- [Problem requirements] Retype all the records with nothing changed.

- [Available records]
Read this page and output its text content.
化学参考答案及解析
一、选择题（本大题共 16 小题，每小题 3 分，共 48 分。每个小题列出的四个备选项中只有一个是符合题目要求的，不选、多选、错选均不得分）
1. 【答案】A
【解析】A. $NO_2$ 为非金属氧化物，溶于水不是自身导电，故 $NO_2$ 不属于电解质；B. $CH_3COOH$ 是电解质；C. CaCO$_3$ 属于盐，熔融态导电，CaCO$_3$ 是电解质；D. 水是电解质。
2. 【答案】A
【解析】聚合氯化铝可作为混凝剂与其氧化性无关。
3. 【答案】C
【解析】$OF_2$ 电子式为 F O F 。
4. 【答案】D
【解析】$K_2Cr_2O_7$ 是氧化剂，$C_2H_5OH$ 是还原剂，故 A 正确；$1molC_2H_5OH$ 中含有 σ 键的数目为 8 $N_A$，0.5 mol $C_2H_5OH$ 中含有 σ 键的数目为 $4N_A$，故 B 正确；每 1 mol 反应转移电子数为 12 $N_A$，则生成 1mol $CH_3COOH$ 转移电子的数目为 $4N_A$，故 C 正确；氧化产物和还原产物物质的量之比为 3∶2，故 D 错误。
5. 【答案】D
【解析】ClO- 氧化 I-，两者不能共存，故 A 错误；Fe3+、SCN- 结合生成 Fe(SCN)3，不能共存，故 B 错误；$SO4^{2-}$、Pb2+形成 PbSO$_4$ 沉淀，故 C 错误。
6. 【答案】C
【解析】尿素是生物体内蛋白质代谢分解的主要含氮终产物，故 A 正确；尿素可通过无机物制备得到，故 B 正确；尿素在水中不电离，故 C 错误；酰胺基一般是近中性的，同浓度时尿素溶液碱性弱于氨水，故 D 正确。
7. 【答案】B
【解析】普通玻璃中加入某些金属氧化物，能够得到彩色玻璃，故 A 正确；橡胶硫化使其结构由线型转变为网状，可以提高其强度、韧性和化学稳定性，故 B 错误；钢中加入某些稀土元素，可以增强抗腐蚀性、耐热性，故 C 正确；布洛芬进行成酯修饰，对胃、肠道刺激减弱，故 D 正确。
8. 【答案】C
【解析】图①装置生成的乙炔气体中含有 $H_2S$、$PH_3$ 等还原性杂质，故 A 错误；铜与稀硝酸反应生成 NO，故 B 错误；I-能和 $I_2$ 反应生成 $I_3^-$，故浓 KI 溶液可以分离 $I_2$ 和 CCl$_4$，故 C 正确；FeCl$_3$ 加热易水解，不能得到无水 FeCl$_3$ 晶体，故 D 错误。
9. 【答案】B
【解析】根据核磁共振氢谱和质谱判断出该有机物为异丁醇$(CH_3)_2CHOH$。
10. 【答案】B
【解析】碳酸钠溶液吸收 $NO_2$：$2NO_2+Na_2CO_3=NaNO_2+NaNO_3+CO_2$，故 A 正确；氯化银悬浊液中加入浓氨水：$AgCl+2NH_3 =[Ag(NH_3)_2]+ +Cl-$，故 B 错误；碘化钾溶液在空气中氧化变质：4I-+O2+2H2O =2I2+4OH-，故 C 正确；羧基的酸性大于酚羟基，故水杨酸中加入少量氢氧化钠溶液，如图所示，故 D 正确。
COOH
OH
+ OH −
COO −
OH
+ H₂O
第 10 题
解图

- [Response below]
Read this page and output its text content.
化学参考答案及解析
一、选择题（本大题共 16 小题，每小题 3 分，共 48 分。每个小题列出的四个备选项中只有一个是符合题目要求的，不选、多选、错选均不得分）
1. 【答案】A
【解析】A. $NO_2$ 为非金属氧化物，溶于水不是自身导电，故 $NO_2$ 不属于电解质；B. $CH_3COOH$ 是电解质；C. CaCO$_3$ 属于盐，熔融态导电，CaCO$_3$ 是电解质；D. 水是电解质。
2. 【答案】A
【解析】聚合氯化铝可作为混凝剂与其氧化性无关。
3. 【答案】C
【解析】$OF_2$ 电子式为 F O F 。
4. 【答案】D
【解析】$K_2Cr_2O_7$ 是氧化剂，$C_2H_5OH$ 是还原剂，故 A 正确；$1molC_2H_5OH$ 中含有 σ 键的数目为 8 $N_A$，0.5 mol $C_2H_5OH$ 中含有 σ 键的数目为 $4N_A$，故 B 正确；每 1 mol 反应转移电子数为 12 $N_A$，则生成 1mol $CH_3COOH$ 转移电子的数目为 $4N_A$，故 C 正确；氧化产物和还原产物物质的量之比为 3∶2，故 D 错误。
5. 【答案】D
【解析】ClO- 氧化 I-，两者不能共存，故 A 错误；Fe3+、SCN- 结合生成 Fe(SCN)3，不能共存，故 B 错误；$SO4^{2-}$、Pb2+形成 PbSO$_4$ 沉淀，故 C 错误。
6. 【答案】C
【解析】尿素是生物体内蛋白质代谢分解的主要含氮终产物，故 A 正确；尿素可通过无机物制备得到，故 B 正确；尿素在水中不电离，故 C 错误；酰胺基一般是近中性的，同浓度时尿素溶液碱性弱于氨水，故 D 正确。
7. 【答案】B
【解析】普通玻璃中加入某些金属氧化物，能够得到彩色玻璃，故 A 正确；橡胶硫化使其结构由线型转变为网状，可以提高其强度、韧性和化学稳定性，故 B 错误；钢中加入某些稀土元素，可以增强抗腐蚀性、耐热性，故 C 正确；布洛芬进行成酯修饰，对胃、肠道刺激减弱，故 D 正确。
8. 【答案】C
【解析】图①装置生成的乙炔气体中含有 $H_2S$、$PH_3$ 等还原性杂质，故 A 错误；铜与稀硝酸反应生成 NO，故 B 错误；I-能和 $I_2$ 反应生成 $I_3^-$，故浓 KI 溶液可以分离 $I_2$ 和 CCl$_4$，故 C 正确；FeCl$_3$ 加热易水解，不能得到无水 FeCl$_3$ 晶体，故 D 错误。
9. 【答案】B
【解析】根据核磁共振氢谱和质谱判断出该有机物为异丁醇$(CH_3)_2CHOH$。
10. 【答案】B
【解析】碳酸钠溶液吸收 $NO_2$：$2NO_2+Na_2CO_3=NaNO_2+NaNO_3+CO_2$，故 A 正确；氯化银悬浊液中加入浓氨水：$AgCl+2NH_3 =[Ag(NH_3)_2]+ +Cl-$，故 B 错误；碘化钾溶液在空气中氧化变质：4I-+O2+2H2O =2I2+4OH-，故 C 正确；羧基的酸性大于酚羟基，故水杨酸中加入少量氢氧化钠溶液，如图所示，故 D 正确。
COOH
OH
+ OH −
COO −
OH
+ H₂O
第 10 题
解图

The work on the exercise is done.